THE PROBLEM: All of the entries need to be written out again, exactly as they are.
— BEGIN DATA SHOWN —
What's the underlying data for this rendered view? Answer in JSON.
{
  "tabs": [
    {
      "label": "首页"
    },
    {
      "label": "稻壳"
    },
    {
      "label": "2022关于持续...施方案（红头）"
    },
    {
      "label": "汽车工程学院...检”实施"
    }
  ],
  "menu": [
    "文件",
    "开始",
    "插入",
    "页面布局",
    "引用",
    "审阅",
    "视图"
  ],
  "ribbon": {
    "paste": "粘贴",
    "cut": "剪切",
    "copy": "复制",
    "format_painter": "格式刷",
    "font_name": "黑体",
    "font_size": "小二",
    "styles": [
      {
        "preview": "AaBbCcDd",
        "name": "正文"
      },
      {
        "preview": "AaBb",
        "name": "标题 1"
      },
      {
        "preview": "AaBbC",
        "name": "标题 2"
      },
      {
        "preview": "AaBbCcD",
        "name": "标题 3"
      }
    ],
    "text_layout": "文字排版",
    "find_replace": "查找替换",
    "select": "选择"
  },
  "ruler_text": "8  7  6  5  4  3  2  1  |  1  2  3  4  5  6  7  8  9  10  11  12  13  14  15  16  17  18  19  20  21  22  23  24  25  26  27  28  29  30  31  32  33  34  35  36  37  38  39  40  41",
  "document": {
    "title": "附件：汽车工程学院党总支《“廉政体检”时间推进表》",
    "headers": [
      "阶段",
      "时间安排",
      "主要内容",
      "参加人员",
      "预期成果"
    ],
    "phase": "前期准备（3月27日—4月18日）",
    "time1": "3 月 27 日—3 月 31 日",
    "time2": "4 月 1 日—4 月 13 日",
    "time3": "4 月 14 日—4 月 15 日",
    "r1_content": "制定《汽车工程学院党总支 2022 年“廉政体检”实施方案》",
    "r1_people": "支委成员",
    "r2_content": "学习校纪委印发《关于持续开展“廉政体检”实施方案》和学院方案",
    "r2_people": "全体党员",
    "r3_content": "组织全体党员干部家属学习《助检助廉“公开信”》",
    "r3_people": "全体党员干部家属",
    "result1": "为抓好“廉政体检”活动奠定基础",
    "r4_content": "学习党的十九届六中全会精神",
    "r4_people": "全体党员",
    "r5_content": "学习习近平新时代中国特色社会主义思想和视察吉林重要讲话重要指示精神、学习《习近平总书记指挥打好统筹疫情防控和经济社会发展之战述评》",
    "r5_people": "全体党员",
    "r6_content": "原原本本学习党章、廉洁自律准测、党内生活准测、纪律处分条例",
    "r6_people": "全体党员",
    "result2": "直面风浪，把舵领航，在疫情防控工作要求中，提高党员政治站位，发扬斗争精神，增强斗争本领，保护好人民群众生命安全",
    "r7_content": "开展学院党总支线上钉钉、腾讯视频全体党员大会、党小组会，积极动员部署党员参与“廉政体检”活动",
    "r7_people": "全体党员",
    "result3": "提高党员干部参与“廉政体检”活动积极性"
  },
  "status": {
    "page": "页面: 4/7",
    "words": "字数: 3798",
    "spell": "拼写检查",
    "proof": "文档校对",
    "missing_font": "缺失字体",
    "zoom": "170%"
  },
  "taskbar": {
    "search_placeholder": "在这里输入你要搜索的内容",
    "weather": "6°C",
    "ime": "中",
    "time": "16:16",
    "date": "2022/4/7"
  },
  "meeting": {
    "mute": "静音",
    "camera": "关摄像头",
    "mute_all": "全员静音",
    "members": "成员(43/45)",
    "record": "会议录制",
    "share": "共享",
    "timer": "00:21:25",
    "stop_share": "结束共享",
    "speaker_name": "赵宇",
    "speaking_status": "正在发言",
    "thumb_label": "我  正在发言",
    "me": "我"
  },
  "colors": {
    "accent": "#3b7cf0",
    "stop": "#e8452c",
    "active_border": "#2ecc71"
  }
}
— END DATA SHOWN —
FINISHED TASK:
What's the underlying data for this rendered view? Answer in JSON.
{
  "tabs": [
    {
      "label": "首页"
    },
    {
      "label": "稻壳"
    },
    {
      "label": "2022关于持续...施方案（红头）"
    },
    {
      "label": "汽车工程学院...检”实施"
    }
  ],
  "menu": [
    "文件",
    "开始",
    "插入",
    "页面布局",
    "引用",
    "审阅",
    "视图"
  ],
  "ribbon": {
    "paste": "粘贴",
    "cut": "剪切",
    "copy": "复制",
    "format_painter": "格式刷",
    "font_name": "黑体",
    "font_size": "小二",
    "styles": [
      {
        "preview": "AaBbCcDd",
        "name": "正文"
      },
      {
        "preview": "AaBb",
        "name": "标题 1"
      },
      {
        "preview": "AaBbC",
        "name": "标题 2"
      },
      {
        "preview": "AaBbCcD",
        "name": "标题 3"
      }
    ],
    "text_layout": "文字排版",
    "find_replace": "查找替换",
    "select": "选择"
  },
  "ruler_text": "8  7  6  5  4  3  2  1  |  1  2  3  4  5  6  7  8  9  10  11  12  13  14  15  16  17  18  19  20  21  22  23  24  25  26  27  28  29  30  31  32  33  34  35  36  37  38  39  40  41",
  "document": {
    "title": "附件：汽车工程学院党总支《“廉政体检”时间推进表》",
    "headers": [
      "阶段",
      "时间安排",
      "主要内容",
      "参加人员",
      "预期成果"
    ],
    "phase": "前期准备（3月27日—4月18日）",
    "time1": "3 月 27 日—3 月 31 日",
    "time2": "4 月 1 日—4 月 13 日",
    "time3": "4 月 14 日—4 月 15 日",
    "r1_content": "制定《汽车工程学院党总支 2022 年“廉政体检”实施方案》",
    "r1_people": "支委成员",
    "r2_content": "学习校纪委印发《关于持续开展“廉政体检”实施方案》和学院方案",
    "r2_people": "全体党员",
    "r3_content": "组织全体党员干部家属学习《助检助廉“公开信”》",
    "r3_people": "全体党员干部家属",
    "result1": "为抓好“廉政体检”活动奠定基础",
    "r4_content": "学习党的十九届六中全会精神",
    "r4_people": "全体党员",
    "r5_content": "学习习近平新时代中国特色社会主义思想和视察吉林重要讲话重要指示精神、学习《习近平总书记指挥打好统筹疫情防控和经济社会发展之战述评》",
    "r5_people": "全体党员",
    "r6_content": "原原本本学习党章、廉洁自律准测、党内生活准测、纪律处分条例",
    "r6_people": "全体党员",
    "result2": "直面风浪，把舵领航，在疫情防控工作要求中，提高党员政治站位，发扬斗争精神，增强斗争本领，保护好人民群众生命安全",
    "r7_content": "开展学院党总支线上钉钉、腾讯视频全体党员大会、党小组会，积极动员部署党员参与“廉政体检”活动",
    "r7_people": "全体党员",
    "result3": "提高党员干部参与“廉政体检”活动积极性"
  },
  "status": {
    "page": "页面: 4/7",
    "words": "字数: 3798",
    "spell": "拼写检查",
    "proof": "文档校对",
    "missing_font": "缺失字体",
    "zoom": "170%"
  },
  "taskbar": {
    "search_placeholder": "在这里输入你要搜索的内容",
    "weather": "6°C",
    "ime": "中",
    "time": "16:16",
    "date": "2022/4/7"
  },
  "meeting": {
    "mute": "静音",
    "camera": "关摄像头",
    "mute_all": "全员静音",
    "members": "成员(43/45)",
    "record": "会议录制",
    "share": "共享",
    "timer": "00:21:25",
    "stop_share": "结束共享",
    "speaker_name": "赵宇",
    "speaking_status": "正在发言",
    "thumb_label": "我  正在发言",
    "me": "我"
  },
  "colors": {
    "accent": "#3b7cf0",
    "stop": "#e8452c",
    "active_border": "#2ecc71"
  }
}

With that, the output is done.